Aim: Where does the string "ERAI" appear? Copy every line of the entries below that holds it.

======== Data to use ========

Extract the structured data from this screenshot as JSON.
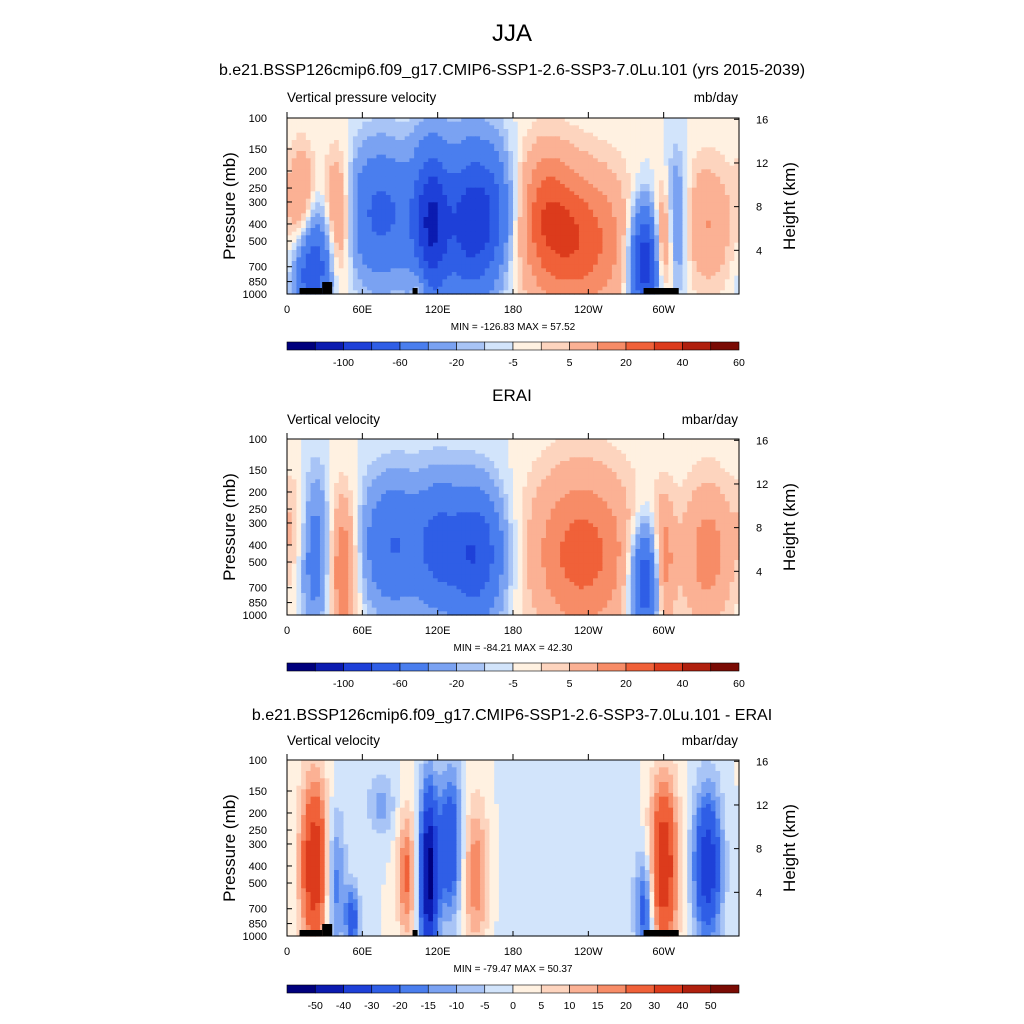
{
  "main_title": "JJA",
  "colors": {
    "diverging": [
      "#00007d",
      "#0b1bb0",
      "#1e40d8",
      "#2f5ee6",
      "#4a7eee",
      "#7aa2f2",
      "#a8c4f6",
      "#d2e4fb",
      "#fff1e1",
      "#fdd4be",
      "#fbb194",
      "#f78c67",
      "#f06139",
      "#dc3b1c",
      "#b0200e",
      "#7a0b04"
    ],
    "land": "#000000"
  },
  "chart_data": [
    {
      "type": "heatmap",
      "title": "b.e21.BSSP126cmip6.f09_g17.CMIP6-SSP1-2.6-SSP3-7.0Lu.101 (yrs 2015-2039)",
      "left_label": "Vertical pressure velocity",
      "units": "mb/day",
      "ylabel": "Pressure (mb)",
      "ylabel_right": "Height (km)",
      "y_ticks": [
        "100",
        "150",
        "200",
        "250",
        "300",
        "400",
        "500",
        "700",
        "850",
        "1000"
      ],
      "y_ticks_right": [
        "16",
        "12",
        "8",
        "4"
      ],
      "x_ticks": [
        "0",
        "60E",
        "120E",
        "180",
        "120W",
        "60W"
      ],
      "minmax": "MIN = -126.83  MAX =  57.52",
      "colorbar_labels": [
        "-100",
        "-60",
        "-20",
        "-5",
        "5",
        "20",
        "40",
        "60"
      ],
      "features": [
        {
          "lon": 25,
          "p": 600,
          "v": -40,
          "wl": 12,
          "wp": 0.5
        },
        {
          "lon": 40,
          "p": 400,
          "v": 40,
          "wl": 8,
          "wp": 0.6
        },
        {
          "lon": 18,
          "p": 800,
          "v": -30,
          "wl": 8,
          "wp": 0.3
        },
        {
          "lon": 12,
          "p": 300,
          "v": 25,
          "wl": 8,
          "wp": 0.5
        },
        {
          "lon": 75,
          "p": 350,
          "v": -45,
          "wl": 20,
          "wp": 0.6
        },
        {
          "lon": 115,
          "p": 400,
          "v": -75,
          "wl": 10,
          "wp": 0.7
        },
        {
          "lon": 145,
          "p": 400,
          "v": -65,
          "wl": 14,
          "wp": 0.7
        },
        {
          "lon": 165,
          "p": 350,
          "v": -35,
          "wl": 12,
          "wp": 0.6
        },
        {
          "lon": 105,
          "p": 900,
          "v": 15,
          "wl": 4,
          "wp": 0.2
        },
        {
          "lon": 230,
          "p": 500,
          "v": 38,
          "wl": 30,
          "wp": 0.7
        },
        {
          "lon": 205,
          "p": 300,
          "v": 18,
          "wl": 15,
          "wp": 0.6
        },
        {
          "lon": 285,
          "p": 650,
          "v": -80,
          "wl": 8,
          "wp": 0.5
        },
        {
          "lon": 300,
          "p": 500,
          "v": 30,
          "wl": 6,
          "wp": 0.5
        },
        {
          "lon": 310,
          "p": 400,
          "v": -30,
          "wl": 6,
          "wp": 0.6
        },
        {
          "lon": 335,
          "p": 400,
          "v": 20,
          "wl": 15,
          "wp": 0.6
        }
      ],
      "land": [
        [
          10,
          28
        ],
        [
          28,
          36
        ],
        [
          100,
          104
        ],
        [
          284,
          312
        ]
      ]
    },
    {
      "type": "heatmap",
      "title": "ERAI",
      "left_label": "Vertical velocity",
      "units": "mbar/day",
      "ylabel": "Pressure (mb)",
      "ylabel_right": "Height (km)",
      "y_ticks": [
        "100",
        "150",
        "200",
        "250",
        "300",
        "400",
        "500",
        "700",
        "850",
        "1000"
      ],
      "y_ticks_right": [
        "16",
        "12",
        "8",
        "4"
      ],
      "x_ticks": [
        "0",
        "60E",
        "120E",
        "180",
        "120W",
        "60W"
      ],
      "minmax": "MIN = -84.21  MAX =  42.30",
      "colorbar_labels": [
        "-100",
        "-60",
        "-20",
        "-5",
        "5",
        "20",
        "40",
        "60"
      ],
      "features": [
        {
          "lon": 22,
          "p": 450,
          "v": -30,
          "wl": 8,
          "wp": 0.7
        },
        {
          "lon": 45,
          "p": 550,
          "v": 32,
          "wl": 8,
          "wp": 0.7
        },
        {
          "lon": 8,
          "p": 300,
          "v": 10,
          "wl": 8,
          "wp": 0.5
        },
        {
          "lon": 85,
          "p": 400,
          "v": -40,
          "wl": 18,
          "wp": 0.6
        },
        {
          "lon": 150,
          "p": 450,
          "v": -60,
          "wl": 16,
          "wp": 0.6
        },
        {
          "lon": 120,
          "p": 400,
          "v": -35,
          "wl": 12,
          "wp": 0.6
        },
        {
          "lon": 235,
          "p": 450,
          "v": 35,
          "wl": 30,
          "wp": 0.8
        },
        {
          "lon": 285,
          "p": 650,
          "v": -60,
          "wl": 8,
          "wp": 0.5
        },
        {
          "lon": 300,
          "p": 500,
          "v": 25,
          "wl": 6,
          "wp": 0.6
        },
        {
          "lon": 335,
          "p": 450,
          "v": 25,
          "wl": 15,
          "wp": 0.7
        }
      ],
      "land": []
    },
    {
      "type": "heatmap",
      "title": "b.e21.BSSP126cmip6.f09_g17.CMIP6-SSP1-2.6-SSP3-7.0Lu.101 - ERAI",
      "left_label": "Vertical velocity",
      "units": "mbar/day",
      "ylabel": "Pressure (mb)",
      "ylabel_right": "Height (km)",
      "y_ticks": [
        "100",
        "150",
        "200",
        "250",
        "300",
        "400",
        "500",
        "700",
        "850",
        "1000"
      ],
      "y_ticks_right": [
        "16",
        "12",
        "8",
        "4"
      ],
      "x_ticks": [
        "0",
        "60E",
        "120E",
        "180",
        "120W",
        "60W"
      ],
      "minmax": "MIN = -79.47  MAX =  50.37",
      "colorbar_labels": [
        "-50",
        "-40",
        "-30",
        "-20",
        "-15",
        "-10",
        "-5",
        "0",
        "5",
        "10",
        "15",
        "20",
        "30",
        "40",
        "50"
      ],
      "features": [
        {
          "lon": 22,
          "p": 400,
          "v": 40,
          "wl": 8,
          "wp": 0.8
        },
        {
          "lon": 38,
          "p": 500,
          "v": -20,
          "wl": 6,
          "wp": 0.7
        },
        {
          "lon": 52,
          "p": 800,
          "v": -25,
          "wl": 4,
          "wp": 0.3
        },
        {
          "lon": 95,
          "p": 450,
          "v": 22,
          "wl": 5,
          "wp": 0.6
        },
        {
          "lon": 113,
          "p": 450,
          "v": -55,
          "wl": 5,
          "wp": 0.8
        },
        {
          "lon": 130,
          "p": 300,
          "v": -30,
          "wl": 7,
          "wp": 0.7
        },
        {
          "lon": 150,
          "p": 450,
          "v": 20,
          "wl": 8,
          "wp": 0.7
        },
        {
          "lon": 75,
          "p": 180,
          "v": -12,
          "wl": 8,
          "wp": 0.3
        },
        {
          "lon": 300,
          "p": 400,
          "v": 40,
          "wl": 8,
          "wp": 0.8
        },
        {
          "lon": 285,
          "p": 700,
          "v": -25,
          "wl": 5,
          "wp": 0.5
        },
        {
          "lon": 335,
          "p": 400,
          "v": -38,
          "wl": 8,
          "wp": 0.7
        },
        {
          "lon": 225,
          "p": 500,
          "v": -5,
          "wl": 40,
          "wp": 0.9
        }
      ],
      "land": [
        [
          10,
          28
        ],
        [
          28,
          36
        ],
        [
          100,
          104
        ],
        [
          284,
          312
        ]
      ]
    }
  ]
}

========

Finished task:
      "title": "ERAI",
      "title": "b.e21.BSSP126cmip6.f09_g17.CMIP6-SSP1-2.6-SSP3-7.0Lu.101 - ERAI",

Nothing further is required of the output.